> Task prompt
Every line with the string "verantwortlich" should be gathered.

Stored data:

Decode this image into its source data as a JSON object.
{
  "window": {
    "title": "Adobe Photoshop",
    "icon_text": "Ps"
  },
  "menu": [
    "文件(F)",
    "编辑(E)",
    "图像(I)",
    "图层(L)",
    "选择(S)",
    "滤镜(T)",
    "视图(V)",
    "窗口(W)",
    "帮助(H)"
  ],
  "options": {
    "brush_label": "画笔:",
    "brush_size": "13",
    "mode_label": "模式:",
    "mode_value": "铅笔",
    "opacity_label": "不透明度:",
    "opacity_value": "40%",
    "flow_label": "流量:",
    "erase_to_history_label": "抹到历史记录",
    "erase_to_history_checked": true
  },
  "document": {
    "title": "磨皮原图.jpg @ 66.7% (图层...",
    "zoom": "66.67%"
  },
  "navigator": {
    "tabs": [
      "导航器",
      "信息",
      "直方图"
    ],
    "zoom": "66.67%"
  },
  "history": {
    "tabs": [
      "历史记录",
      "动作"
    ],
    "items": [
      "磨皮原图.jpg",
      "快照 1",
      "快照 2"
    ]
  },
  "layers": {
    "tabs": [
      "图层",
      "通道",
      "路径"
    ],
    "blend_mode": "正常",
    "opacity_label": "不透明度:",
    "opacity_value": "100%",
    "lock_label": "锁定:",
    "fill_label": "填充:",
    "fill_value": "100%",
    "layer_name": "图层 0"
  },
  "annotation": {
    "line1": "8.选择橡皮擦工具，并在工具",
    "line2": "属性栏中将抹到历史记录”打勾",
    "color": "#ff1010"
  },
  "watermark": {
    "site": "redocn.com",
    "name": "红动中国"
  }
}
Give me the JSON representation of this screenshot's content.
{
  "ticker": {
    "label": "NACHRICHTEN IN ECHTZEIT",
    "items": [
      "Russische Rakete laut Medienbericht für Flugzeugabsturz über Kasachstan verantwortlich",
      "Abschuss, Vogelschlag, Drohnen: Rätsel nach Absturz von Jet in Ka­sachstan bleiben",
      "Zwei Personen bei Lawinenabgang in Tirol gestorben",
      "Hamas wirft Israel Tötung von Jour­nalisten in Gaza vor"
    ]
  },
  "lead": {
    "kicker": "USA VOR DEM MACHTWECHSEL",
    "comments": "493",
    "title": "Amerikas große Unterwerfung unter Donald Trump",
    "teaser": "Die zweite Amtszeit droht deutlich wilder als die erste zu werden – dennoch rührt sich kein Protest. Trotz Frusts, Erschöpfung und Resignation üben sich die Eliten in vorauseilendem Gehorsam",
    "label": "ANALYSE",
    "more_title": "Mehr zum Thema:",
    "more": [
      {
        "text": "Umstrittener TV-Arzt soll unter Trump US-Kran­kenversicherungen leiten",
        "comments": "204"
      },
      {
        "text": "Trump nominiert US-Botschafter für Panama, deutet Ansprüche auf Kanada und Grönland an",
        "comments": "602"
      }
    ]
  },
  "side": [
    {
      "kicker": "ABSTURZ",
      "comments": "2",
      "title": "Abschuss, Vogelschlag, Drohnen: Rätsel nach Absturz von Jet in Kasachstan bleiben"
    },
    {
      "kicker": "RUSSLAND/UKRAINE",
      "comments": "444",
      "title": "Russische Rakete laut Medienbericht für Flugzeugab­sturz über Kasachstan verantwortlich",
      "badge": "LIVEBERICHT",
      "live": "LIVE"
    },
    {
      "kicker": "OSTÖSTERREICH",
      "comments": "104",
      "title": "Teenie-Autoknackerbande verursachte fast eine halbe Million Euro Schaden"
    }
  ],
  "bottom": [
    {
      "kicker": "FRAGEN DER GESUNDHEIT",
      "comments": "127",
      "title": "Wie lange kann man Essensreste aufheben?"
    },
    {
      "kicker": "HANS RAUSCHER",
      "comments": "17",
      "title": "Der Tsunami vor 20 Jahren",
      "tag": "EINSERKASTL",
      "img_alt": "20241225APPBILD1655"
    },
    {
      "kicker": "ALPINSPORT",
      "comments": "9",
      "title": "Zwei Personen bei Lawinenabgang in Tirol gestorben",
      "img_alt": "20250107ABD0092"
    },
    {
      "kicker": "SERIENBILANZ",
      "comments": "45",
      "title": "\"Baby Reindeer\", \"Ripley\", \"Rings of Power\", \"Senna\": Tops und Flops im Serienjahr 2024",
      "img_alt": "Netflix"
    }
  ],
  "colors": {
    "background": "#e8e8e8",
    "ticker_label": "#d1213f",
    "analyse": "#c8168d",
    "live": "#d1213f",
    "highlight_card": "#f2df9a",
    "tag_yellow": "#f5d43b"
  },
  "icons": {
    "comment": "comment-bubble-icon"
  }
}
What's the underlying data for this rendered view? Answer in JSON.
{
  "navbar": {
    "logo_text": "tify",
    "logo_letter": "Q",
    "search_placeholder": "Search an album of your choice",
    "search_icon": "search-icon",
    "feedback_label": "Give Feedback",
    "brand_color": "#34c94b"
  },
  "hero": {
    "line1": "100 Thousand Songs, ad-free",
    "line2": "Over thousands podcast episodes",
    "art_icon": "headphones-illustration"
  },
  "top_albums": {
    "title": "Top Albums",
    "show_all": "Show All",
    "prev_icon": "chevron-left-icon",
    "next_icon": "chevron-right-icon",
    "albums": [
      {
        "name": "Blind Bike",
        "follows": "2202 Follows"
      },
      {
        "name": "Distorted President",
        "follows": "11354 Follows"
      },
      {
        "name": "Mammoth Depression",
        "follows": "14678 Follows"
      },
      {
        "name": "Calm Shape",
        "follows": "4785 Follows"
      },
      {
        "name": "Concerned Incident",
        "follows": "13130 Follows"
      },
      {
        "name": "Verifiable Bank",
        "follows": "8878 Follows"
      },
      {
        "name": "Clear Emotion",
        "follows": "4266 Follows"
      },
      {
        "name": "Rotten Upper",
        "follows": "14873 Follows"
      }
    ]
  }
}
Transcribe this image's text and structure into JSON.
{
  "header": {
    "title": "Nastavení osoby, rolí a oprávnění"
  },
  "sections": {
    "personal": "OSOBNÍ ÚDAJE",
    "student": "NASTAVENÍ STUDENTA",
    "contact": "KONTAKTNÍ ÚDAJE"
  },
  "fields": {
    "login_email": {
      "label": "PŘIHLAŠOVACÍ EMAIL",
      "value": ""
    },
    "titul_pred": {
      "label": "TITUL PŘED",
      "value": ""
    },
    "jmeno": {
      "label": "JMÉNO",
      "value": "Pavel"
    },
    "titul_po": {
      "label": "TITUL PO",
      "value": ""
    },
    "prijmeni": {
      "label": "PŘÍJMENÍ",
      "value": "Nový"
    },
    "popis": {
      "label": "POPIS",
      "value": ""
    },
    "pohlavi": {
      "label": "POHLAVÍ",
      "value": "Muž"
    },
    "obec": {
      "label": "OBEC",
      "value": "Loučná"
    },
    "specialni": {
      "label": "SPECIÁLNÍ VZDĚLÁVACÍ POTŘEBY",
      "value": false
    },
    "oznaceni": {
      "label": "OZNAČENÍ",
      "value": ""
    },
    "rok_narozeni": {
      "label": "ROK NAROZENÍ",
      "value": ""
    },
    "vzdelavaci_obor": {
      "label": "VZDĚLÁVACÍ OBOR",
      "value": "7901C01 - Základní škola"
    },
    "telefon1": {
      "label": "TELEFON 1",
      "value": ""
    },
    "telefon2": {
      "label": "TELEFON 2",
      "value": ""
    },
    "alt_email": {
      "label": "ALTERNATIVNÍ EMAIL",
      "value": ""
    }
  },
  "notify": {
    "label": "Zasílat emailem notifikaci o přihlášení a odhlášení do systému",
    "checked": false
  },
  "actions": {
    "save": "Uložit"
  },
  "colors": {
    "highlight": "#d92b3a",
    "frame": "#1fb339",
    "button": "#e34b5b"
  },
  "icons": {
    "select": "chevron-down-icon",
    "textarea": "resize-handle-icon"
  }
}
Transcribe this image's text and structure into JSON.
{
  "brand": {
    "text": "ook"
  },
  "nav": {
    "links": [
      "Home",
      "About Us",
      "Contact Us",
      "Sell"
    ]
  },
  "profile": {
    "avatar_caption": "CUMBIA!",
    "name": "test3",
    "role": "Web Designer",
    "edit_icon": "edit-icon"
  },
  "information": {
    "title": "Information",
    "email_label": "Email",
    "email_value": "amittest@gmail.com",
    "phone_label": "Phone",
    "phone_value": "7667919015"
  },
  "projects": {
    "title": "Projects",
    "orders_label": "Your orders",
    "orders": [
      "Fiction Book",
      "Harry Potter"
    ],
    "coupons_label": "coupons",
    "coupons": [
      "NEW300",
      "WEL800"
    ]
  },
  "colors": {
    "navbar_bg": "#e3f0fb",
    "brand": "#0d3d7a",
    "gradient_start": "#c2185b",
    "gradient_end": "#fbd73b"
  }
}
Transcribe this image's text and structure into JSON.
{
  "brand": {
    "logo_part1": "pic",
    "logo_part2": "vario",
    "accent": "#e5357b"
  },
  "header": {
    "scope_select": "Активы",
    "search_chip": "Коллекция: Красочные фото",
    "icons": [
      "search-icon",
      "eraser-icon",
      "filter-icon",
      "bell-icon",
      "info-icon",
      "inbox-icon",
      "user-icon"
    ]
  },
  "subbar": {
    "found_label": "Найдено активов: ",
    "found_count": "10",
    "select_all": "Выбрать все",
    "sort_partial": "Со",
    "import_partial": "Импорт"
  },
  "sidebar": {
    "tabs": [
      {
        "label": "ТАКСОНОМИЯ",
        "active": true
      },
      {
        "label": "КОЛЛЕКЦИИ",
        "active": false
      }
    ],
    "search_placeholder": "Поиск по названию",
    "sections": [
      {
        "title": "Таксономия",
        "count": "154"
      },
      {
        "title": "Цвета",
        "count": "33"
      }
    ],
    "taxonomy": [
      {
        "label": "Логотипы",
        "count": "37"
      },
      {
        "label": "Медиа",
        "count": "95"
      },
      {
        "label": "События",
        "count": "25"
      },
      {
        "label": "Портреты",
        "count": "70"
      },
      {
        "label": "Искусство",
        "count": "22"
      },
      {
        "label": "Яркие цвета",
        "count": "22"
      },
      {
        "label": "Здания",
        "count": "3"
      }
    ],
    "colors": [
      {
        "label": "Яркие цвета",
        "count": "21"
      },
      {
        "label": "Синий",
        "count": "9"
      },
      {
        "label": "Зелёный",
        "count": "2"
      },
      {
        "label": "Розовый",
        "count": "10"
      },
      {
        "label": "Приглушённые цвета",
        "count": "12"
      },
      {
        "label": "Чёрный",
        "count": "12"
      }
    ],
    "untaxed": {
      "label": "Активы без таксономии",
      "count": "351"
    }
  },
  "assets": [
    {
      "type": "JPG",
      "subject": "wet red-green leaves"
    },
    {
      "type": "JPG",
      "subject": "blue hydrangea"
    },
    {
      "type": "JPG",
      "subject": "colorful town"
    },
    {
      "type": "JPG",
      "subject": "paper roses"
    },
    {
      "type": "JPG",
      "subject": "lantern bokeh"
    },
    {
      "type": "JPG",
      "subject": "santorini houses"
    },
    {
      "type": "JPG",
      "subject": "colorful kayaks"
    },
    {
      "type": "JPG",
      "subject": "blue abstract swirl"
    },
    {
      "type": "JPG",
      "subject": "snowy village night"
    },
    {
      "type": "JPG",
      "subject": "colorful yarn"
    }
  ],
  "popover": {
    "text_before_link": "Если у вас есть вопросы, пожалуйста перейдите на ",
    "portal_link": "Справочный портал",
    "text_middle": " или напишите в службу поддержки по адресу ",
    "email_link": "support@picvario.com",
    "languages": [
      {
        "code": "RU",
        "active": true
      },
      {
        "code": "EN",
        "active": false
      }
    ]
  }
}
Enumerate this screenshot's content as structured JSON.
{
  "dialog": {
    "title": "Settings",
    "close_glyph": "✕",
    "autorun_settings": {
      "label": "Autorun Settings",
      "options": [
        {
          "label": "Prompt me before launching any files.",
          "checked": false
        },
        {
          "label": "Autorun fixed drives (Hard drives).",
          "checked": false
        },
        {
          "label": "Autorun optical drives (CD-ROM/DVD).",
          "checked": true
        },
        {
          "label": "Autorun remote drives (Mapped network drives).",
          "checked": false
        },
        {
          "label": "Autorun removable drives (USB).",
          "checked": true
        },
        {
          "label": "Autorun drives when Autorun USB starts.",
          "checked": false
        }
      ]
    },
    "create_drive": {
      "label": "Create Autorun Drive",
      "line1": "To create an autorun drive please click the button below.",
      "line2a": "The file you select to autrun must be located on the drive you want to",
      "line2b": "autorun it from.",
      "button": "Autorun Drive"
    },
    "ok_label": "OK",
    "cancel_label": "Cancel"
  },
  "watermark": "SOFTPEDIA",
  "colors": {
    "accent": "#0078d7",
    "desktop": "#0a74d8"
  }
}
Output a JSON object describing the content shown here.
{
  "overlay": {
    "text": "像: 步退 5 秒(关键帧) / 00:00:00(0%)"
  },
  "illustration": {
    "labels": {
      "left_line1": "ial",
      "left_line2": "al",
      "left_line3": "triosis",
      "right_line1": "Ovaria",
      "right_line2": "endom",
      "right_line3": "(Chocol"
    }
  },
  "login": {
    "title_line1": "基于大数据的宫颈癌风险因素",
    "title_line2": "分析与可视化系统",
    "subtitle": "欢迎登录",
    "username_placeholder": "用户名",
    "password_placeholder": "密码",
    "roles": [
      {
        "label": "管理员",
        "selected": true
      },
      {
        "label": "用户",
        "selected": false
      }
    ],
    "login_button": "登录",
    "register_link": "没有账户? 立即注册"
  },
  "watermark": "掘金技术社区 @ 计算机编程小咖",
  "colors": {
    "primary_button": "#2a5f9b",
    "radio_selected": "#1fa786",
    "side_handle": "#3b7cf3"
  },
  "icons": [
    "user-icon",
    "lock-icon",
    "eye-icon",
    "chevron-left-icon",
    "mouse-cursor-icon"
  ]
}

> Solution for this task
      "Russische Rakete laut Medienbericht für Flugzeugabsturz über Kasachstan verantwortlich",
      "title": "Russische Rakete laut Medienbericht für Flugzeugab­sturz über Kasachstan verantwortlich",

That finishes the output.